■ GIVEN DATA:

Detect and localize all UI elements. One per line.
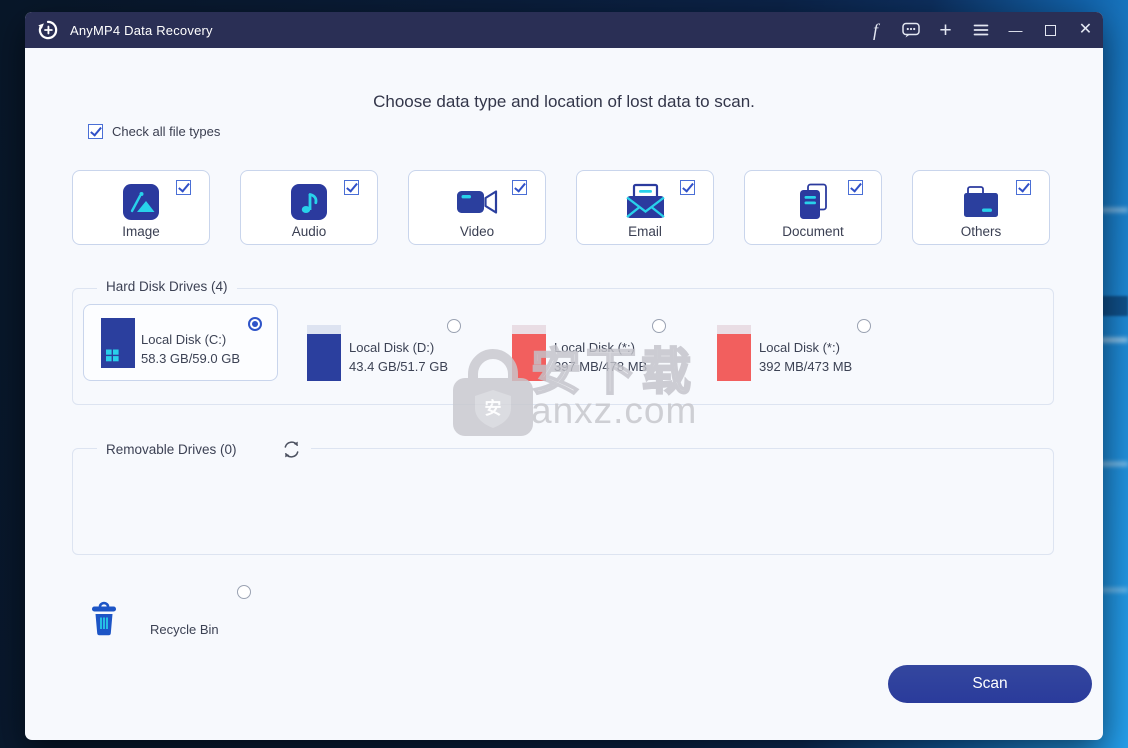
page-title: Choose data type and location of lost da… bbox=[373, 92, 755, 111]
file-type-card-audio[interactable]: Audio bbox=[240, 170, 378, 245]
document-checkbox[interactable] bbox=[848, 180, 863, 195]
removable-drives-legend: Removable Drives (0) bbox=[106, 442, 237, 457]
email-icon bbox=[622, 182, 668, 222]
menu-icon[interactable] bbox=[963, 12, 998, 48]
drive-name: Local Disk (*:) bbox=[554, 340, 635, 355]
minimize-button[interactable]: — bbox=[1008, 22, 1023, 38]
drive-name: Local Disk (C:) bbox=[141, 332, 227, 347]
document-label: Document bbox=[782, 224, 844, 239]
drive-red-icon bbox=[511, 324, 547, 387]
app-logo-icon bbox=[37, 19, 59, 41]
image-icon bbox=[122, 182, 160, 222]
close-button[interactable]: ✕ bbox=[1078, 21, 1093, 38]
document-icon bbox=[795, 182, 831, 222]
removable-drives-section: Removable Drives (0) bbox=[72, 439, 1054, 555]
add-icon[interactable]: + bbox=[939, 18, 952, 42]
wallpaper-light-streak bbox=[1098, 208, 1128, 212]
audio-label: Audio bbox=[291, 224, 327, 239]
audio-checkbox[interactable] bbox=[344, 180, 359, 195]
facebook-icon[interactable]: f bbox=[872, 20, 878, 40]
file-type-card-image[interactable]: Image bbox=[72, 170, 210, 245]
drive-capacity: 58.3 GB/59.0 GB bbox=[141, 351, 241, 366]
feedback-bubble-icon[interactable] bbox=[893, 12, 928, 48]
maximize-button[interactable] bbox=[1033, 12, 1068, 48]
others-checkbox[interactable] bbox=[1016, 180, 1031, 195]
wallpaper-dark-band bbox=[1098, 296, 1128, 316]
file-type-card-others[interactable]: Others bbox=[912, 170, 1050, 245]
drive-4-radio[interactable] bbox=[857, 319, 871, 333]
file-type-card-document[interactable]: Document bbox=[744, 170, 882, 245]
recycle-bin-icon bbox=[88, 601, 120, 637]
video-label: Video bbox=[459, 224, 495, 239]
drive-d-icon bbox=[306, 324, 342, 387]
drive-capacity: 392 MB/473 MB bbox=[759, 359, 853, 374]
titlebar: AnyMP4 Data Recovery f + — bbox=[25, 12, 1103, 48]
audio-icon bbox=[290, 182, 328, 222]
app-window: AnyMP4 Data Recovery f + — bbox=[25, 12, 1103, 740]
video-checkbox[interactable] bbox=[512, 180, 527, 195]
refresh-icon[interactable] bbox=[281, 439, 302, 460]
recycle-bin-label: Recycle Bin bbox=[150, 622, 219, 637]
others-label: Others bbox=[960, 224, 1002, 239]
email-checkbox[interactable] bbox=[680, 180, 695, 195]
file-type-card-email[interactable]: Email bbox=[576, 170, 714, 245]
file-type-card-video[interactable]: Video bbox=[408, 170, 546, 245]
check-all-checkbox[interactable] bbox=[88, 124, 103, 139]
video-icon bbox=[455, 182, 499, 222]
drive-item-c[interactable]: Local Disk (C:) 58.3 GB/59.0 GB bbox=[83, 304, 278, 381]
drive-capacity: 43.4 GB/51.7 GB bbox=[349, 359, 449, 374]
titlebar-buttons: f + — bbox=[858, 12, 1103, 48]
wallpaper-light-streak bbox=[1098, 588, 1128, 592]
drive-red-icon bbox=[716, 324, 752, 387]
check-all-label: Check all file types bbox=[112, 124, 221, 139]
email-label: Email bbox=[628, 224, 662, 239]
drive-3-radio[interactable] bbox=[652, 319, 666, 333]
hard-disk-drives-legend: Hard Disk Drives (4) bbox=[97, 279, 237, 294]
drive-item-3[interactable]: Local Disk (*:) 397 MB/478 MB bbox=[511, 319, 673, 383]
drive-d-radio[interactable] bbox=[447, 319, 461, 333]
recycle-bin-radio[interactable] bbox=[237, 585, 251, 599]
recycle-bin-row[interactable]: Recycle Bin bbox=[88, 601, 219, 642]
drive-c-icon bbox=[100, 317, 136, 374]
drive-name: Local Disk (*:) bbox=[759, 340, 840, 355]
main-content: Choose data type and location of lost da… bbox=[25, 48, 1103, 740]
window-title: AnyMP4 Data Recovery bbox=[70, 22, 213, 38]
scan-button[interactable]: Scan bbox=[888, 665, 1092, 703]
drive-name: Local Disk (D:) bbox=[349, 340, 435, 355]
hard-disk-drives-section: Hard Disk Drives (4) Local Disk (C:) 58.… bbox=[72, 279, 1054, 405]
image-checkbox[interactable] bbox=[176, 180, 191, 195]
wallpaper-light-streak bbox=[1098, 462, 1128, 466]
drive-c-radio[interactable] bbox=[248, 317, 262, 331]
wallpaper-light-streak bbox=[1098, 338, 1128, 342]
drive-capacity: 397 MB/478 MB bbox=[554, 359, 648, 374]
image-label: Image bbox=[122, 224, 160, 239]
check-all-row: Check all file types bbox=[88, 124, 220, 139]
drive-item-d[interactable]: Local Disk (D:) 43.4 GB/51.7 GB bbox=[306, 319, 468, 383]
file-type-cards: Image Audio bbox=[72, 170, 1050, 245]
drive-item-4[interactable]: Local Disk (*:) 392 MB/473 MB bbox=[716, 319, 878, 383]
others-icon bbox=[961, 182, 1001, 222]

■ EXERCISE DETAILS:
Revise the rows above so that each "Local Disk" becomes "Local Drive", leaving every other character unchanged. Leave the pictures out of your output.

■ EXERCISE SOLUTION:
Detect and localize all UI elements. One per line.
page-title: Choose data type and location of lost da… bbox=[373, 92, 755, 111]
file-type-card-audio[interactable]: Audio bbox=[240, 170, 378, 245]
document-checkbox[interactable] bbox=[848, 180, 863, 195]
removable-drives-legend: Removable Drives (0) bbox=[106, 442, 237, 457]
email-icon bbox=[622, 182, 668, 222]
menu-icon[interactable] bbox=[963, 12, 998, 48]
drive-name: Local Drive (*:) bbox=[554, 340, 635, 355]
minimize-button[interactable]: — bbox=[1008, 22, 1023, 38]
drive-name: Local Drive (C:) bbox=[141, 332, 227, 347]
document-label: Document bbox=[782, 224, 844, 239]
drive-red-icon bbox=[511, 324, 547, 387]
app-logo-icon bbox=[37, 19, 59, 41]
image-icon bbox=[122, 182, 160, 222]
close-button[interactable]: ✕ bbox=[1078, 21, 1093, 38]
document-icon bbox=[795, 182, 831, 222]
removable-drives-section: Removable Drives (0) bbox=[72, 439, 1054, 555]
add-icon[interactable]: + bbox=[939, 18, 952, 42]
wallpaper-light-streak bbox=[1098, 208, 1128, 212]
audio-label: Audio bbox=[291, 224, 327, 239]
audio-checkbox[interactable] bbox=[344, 180, 359, 195]
facebook-icon[interactable]: f bbox=[872, 20, 878, 40]
file-type-card-image[interactable]: Image bbox=[72, 170, 210, 245]
drive-capacity: 58.3 GB/59.0 GB bbox=[141, 351, 241, 366]
feedback-bubble-icon[interactable] bbox=[893, 12, 928, 48]
maximize-button[interactable] bbox=[1033, 12, 1068, 48]
others-checkbox[interactable] bbox=[1016, 180, 1031, 195]
wallpaper-dark-band bbox=[1098, 296, 1128, 316]
file-type-card-others[interactable]: Others bbox=[912, 170, 1050, 245]
drive-4-radio[interactable] bbox=[857, 319, 871, 333]
file-type-card-document[interactable]: Document bbox=[744, 170, 882, 245]
recycle-bin-icon bbox=[88, 601, 120, 637]
video-label: Video bbox=[459, 224, 495, 239]
drive-d-icon bbox=[306, 324, 342, 387]
drive-capacity: 392 MB/473 MB bbox=[759, 359, 853, 374]
titlebar: AnyMP4 Data Recovery f + — bbox=[25, 12, 1103, 48]
audio-icon bbox=[290, 182, 328, 222]
app-window: AnyMP4 Data Recovery f + — bbox=[25, 12, 1103, 740]
video-checkbox[interactable] bbox=[512, 180, 527, 195]
refresh-icon[interactable] bbox=[281, 439, 302, 460]
recycle-bin-label: Recycle Bin bbox=[150, 622, 219, 637]
others-label: Others bbox=[960, 224, 1002, 239]
email-checkbox[interactable] bbox=[680, 180, 695, 195]
file-type-card-email[interactable]: Email bbox=[576, 170, 714, 245]
file-type-card-video[interactable]: Video bbox=[408, 170, 546, 245]
check-all-checkbox[interactable] bbox=[88, 124, 103, 139]
video-icon bbox=[455, 182, 499, 222]
drive-item-c[interactable]: Local Drive (C:) 58.3 GB/59.0 GB bbox=[83, 304, 278, 381]
drive-capacity: 43.4 GB/51.7 GB bbox=[349, 359, 449, 374]
titlebar-buttons: f + — bbox=[858, 12, 1103, 48]
wallpaper-light-streak bbox=[1098, 588, 1128, 592]
drive-red-icon bbox=[716, 324, 752, 387]
check-all-label: Check all file types bbox=[112, 124, 221, 139]
email-label: Email bbox=[628, 224, 662, 239]
drive-3-radio[interactable] bbox=[652, 319, 666, 333]
hard-disk-drives-legend: Hard Disk Drives (4) bbox=[97, 279, 237, 294]
drive-item-3[interactable]: Local Drive (*:) 397 MB/478 MB bbox=[511, 319, 673, 383]
drive-d-radio[interactable] bbox=[447, 319, 461, 333]
recycle-bin-radio[interactable] bbox=[237, 585, 251, 599]
recycle-bin-row[interactable]: Recycle Bin bbox=[88, 601, 219, 642]
drive-c-icon bbox=[100, 317, 136, 374]
drive-name: Local Drive (*:) bbox=[759, 340, 840, 355]
main-content: Choose data type and location of lost da… bbox=[25, 48, 1103, 740]
window-title: AnyMP4 Data Recovery bbox=[70, 22, 213, 38]
scan-button[interactable]: Scan bbox=[888, 665, 1092, 703]
drive-name: Local Drive (D:) bbox=[349, 340, 435, 355]
hard-disk-drives-section: Hard Disk Drives (4) Local Drive (C:) 58.… bbox=[72, 279, 1054, 405]
image-checkbox[interactable] bbox=[176, 180, 191, 195]
wallpaper-light-streak bbox=[1098, 462, 1128, 466]
drive-c-radio[interactable] bbox=[248, 317, 262, 331]
wallpaper-light-streak bbox=[1098, 338, 1128, 342]
drive-capacity: 397 MB/478 MB bbox=[554, 359, 648, 374]
image-label: Image bbox=[122, 224, 160, 239]
check-all-row: Check all file types bbox=[88, 124, 220, 139]
drive-item-d[interactable]: Local Drive (D:) 43.4 GB/51.7 GB bbox=[306, 319, 468, 383]
file-type-cards: Image Audio bbox=[72, 170, 1050, 245]
drive-item-4[interactable]: Local Drive (*:) 392 MB/473 MB bbox=[716, 319, 878, 383]
others-icon bbox=[961, 182, 1001, 222]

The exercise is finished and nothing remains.